**Listing**
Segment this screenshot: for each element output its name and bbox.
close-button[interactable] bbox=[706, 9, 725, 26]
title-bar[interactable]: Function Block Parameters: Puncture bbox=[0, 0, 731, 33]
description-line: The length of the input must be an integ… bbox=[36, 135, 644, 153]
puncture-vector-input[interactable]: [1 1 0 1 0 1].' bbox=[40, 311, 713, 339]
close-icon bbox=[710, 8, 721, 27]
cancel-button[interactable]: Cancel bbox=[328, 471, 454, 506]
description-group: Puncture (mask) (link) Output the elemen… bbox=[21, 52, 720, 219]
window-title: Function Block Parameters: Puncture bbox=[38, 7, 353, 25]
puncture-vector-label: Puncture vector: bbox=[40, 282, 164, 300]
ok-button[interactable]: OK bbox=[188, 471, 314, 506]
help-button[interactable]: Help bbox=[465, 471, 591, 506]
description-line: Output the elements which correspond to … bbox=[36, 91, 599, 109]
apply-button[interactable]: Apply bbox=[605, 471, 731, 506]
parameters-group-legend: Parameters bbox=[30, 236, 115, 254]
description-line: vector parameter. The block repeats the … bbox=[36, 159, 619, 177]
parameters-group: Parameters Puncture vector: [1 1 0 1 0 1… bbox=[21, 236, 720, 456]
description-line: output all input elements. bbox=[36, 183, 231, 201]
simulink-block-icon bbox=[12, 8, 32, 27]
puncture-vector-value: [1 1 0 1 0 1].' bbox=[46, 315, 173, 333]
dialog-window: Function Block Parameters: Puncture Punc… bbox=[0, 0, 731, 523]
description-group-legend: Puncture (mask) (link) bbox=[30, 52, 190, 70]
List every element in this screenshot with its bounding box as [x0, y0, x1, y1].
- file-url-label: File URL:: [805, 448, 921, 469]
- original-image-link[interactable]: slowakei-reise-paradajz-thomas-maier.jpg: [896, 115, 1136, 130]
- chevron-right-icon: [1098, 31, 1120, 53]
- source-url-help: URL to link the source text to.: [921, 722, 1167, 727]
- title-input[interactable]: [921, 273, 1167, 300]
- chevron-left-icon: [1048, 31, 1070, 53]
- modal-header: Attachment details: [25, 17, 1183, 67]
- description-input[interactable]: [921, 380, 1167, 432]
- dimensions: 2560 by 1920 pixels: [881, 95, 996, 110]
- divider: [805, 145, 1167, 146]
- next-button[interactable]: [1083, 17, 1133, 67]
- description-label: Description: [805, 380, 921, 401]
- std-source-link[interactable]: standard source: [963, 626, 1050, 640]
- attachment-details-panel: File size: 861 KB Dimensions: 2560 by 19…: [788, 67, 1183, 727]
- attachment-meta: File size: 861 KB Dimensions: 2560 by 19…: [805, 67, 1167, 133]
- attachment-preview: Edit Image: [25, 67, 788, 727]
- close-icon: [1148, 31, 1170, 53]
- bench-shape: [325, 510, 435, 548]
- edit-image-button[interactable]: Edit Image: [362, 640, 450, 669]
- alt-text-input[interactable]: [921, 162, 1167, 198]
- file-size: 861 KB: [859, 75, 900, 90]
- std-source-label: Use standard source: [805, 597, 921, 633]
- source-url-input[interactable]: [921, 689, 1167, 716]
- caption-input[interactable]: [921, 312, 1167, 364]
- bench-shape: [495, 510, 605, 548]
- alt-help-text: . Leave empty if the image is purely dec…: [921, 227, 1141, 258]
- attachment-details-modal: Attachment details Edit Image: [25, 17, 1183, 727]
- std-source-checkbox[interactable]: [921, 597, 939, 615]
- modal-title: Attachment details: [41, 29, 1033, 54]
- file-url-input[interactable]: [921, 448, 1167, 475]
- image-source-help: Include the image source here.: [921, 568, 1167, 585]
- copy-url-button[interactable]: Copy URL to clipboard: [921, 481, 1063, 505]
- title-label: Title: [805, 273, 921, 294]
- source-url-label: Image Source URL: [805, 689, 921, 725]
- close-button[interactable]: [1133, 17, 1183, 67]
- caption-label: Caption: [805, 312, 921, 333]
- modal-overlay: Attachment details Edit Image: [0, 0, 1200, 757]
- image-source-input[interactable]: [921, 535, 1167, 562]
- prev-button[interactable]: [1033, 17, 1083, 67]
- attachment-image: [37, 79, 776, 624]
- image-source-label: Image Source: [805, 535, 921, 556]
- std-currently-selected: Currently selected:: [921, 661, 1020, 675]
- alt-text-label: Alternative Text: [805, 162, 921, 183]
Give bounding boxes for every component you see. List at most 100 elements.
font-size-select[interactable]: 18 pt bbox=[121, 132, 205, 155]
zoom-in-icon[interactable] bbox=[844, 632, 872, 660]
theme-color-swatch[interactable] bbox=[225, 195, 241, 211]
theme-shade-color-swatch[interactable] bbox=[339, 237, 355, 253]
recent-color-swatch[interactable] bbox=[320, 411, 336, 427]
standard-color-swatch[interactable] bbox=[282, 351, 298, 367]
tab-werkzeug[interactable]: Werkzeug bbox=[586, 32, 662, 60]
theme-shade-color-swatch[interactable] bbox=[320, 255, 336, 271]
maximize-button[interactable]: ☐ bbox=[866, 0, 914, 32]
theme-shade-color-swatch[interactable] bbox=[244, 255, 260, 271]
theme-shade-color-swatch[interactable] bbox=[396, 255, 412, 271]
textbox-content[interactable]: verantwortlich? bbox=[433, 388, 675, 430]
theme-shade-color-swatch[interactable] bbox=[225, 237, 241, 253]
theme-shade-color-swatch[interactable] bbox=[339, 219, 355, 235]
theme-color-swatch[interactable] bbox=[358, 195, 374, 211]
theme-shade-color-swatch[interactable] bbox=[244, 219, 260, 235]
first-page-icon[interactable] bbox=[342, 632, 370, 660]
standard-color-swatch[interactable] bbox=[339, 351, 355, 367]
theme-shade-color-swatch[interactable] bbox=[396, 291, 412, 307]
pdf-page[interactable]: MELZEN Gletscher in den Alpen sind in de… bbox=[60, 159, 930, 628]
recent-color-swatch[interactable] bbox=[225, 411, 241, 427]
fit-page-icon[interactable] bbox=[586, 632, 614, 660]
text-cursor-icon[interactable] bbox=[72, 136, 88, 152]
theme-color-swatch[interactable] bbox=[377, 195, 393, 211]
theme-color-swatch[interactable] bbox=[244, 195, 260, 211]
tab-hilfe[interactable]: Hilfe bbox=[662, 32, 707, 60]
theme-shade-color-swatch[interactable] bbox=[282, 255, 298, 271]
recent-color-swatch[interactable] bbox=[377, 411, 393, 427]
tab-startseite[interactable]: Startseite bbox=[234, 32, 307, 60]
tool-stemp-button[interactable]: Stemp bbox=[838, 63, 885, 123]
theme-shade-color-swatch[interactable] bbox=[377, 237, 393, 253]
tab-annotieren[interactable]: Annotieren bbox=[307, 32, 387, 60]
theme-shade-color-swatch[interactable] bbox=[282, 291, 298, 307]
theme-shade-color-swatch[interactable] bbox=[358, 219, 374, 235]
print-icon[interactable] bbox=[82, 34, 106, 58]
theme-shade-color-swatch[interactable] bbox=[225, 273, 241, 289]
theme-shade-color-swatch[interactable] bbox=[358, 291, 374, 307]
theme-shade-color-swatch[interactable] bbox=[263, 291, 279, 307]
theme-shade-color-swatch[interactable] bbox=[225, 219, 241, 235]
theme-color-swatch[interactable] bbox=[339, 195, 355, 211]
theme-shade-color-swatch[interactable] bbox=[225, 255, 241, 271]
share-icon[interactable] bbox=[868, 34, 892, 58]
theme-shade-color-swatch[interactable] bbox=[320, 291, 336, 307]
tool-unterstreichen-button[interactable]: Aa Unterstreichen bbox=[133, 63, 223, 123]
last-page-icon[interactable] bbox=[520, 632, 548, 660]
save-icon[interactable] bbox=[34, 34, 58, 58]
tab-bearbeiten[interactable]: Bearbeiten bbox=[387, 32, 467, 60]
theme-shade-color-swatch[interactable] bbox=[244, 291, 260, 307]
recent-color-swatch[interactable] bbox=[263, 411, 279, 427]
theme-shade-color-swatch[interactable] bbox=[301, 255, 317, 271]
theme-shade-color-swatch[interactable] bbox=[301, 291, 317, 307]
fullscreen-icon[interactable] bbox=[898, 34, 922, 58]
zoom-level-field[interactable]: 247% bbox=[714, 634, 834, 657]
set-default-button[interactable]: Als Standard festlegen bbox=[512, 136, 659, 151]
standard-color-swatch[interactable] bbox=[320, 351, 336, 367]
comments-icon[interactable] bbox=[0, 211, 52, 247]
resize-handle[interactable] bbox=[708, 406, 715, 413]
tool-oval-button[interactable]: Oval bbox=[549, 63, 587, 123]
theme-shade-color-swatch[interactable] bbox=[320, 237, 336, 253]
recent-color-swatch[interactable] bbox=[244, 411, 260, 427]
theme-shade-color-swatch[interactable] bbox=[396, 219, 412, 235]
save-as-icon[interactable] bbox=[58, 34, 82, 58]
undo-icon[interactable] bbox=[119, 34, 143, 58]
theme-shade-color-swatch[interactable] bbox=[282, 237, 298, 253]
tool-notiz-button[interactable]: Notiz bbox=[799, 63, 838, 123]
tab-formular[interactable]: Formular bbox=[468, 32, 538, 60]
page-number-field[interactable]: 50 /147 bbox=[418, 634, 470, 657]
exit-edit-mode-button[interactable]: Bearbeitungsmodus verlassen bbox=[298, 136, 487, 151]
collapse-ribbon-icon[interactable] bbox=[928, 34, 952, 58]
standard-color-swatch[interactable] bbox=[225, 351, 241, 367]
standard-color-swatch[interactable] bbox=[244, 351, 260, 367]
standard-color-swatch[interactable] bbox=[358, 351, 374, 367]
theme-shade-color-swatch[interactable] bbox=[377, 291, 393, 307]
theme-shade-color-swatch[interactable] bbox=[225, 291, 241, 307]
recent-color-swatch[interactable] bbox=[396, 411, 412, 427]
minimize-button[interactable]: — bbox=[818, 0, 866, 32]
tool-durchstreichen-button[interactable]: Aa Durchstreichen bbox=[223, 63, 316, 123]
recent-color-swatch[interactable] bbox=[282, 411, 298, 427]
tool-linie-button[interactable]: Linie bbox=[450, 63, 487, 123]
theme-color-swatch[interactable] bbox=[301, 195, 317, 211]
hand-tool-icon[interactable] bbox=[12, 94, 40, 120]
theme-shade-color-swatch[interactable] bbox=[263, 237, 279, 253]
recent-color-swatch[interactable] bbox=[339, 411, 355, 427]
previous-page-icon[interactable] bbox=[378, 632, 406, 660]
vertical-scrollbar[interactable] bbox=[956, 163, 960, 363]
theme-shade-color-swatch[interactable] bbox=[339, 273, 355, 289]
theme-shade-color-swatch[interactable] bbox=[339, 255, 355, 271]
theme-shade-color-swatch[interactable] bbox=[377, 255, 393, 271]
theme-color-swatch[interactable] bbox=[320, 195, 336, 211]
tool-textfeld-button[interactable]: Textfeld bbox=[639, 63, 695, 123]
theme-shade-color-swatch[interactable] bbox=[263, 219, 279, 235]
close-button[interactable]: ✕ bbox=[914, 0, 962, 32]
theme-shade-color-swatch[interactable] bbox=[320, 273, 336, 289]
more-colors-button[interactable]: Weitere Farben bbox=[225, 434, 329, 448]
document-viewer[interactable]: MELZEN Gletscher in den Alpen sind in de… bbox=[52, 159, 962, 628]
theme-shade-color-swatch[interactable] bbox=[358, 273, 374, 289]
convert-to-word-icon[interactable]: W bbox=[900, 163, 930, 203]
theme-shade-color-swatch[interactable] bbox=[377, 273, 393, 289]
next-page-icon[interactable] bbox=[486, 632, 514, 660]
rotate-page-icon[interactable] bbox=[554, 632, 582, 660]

**Request**
Could you put everything from the start of the records down to the line containing "description-line: The length", both ends included, into a numbered list with blank lines left out?

**Result for this task**
1. Segment this screenshot: for each element output its name and bbox.
2. close-button[interactable] bbox=[706, 9, 725, 26]
3. title-bar[interactable]: Function Block Parameters: Puncture bbox=[0, 0, 731, 33]
4. description-line: The length of the input must be an integ… bbox=[36, 135, 644, 153]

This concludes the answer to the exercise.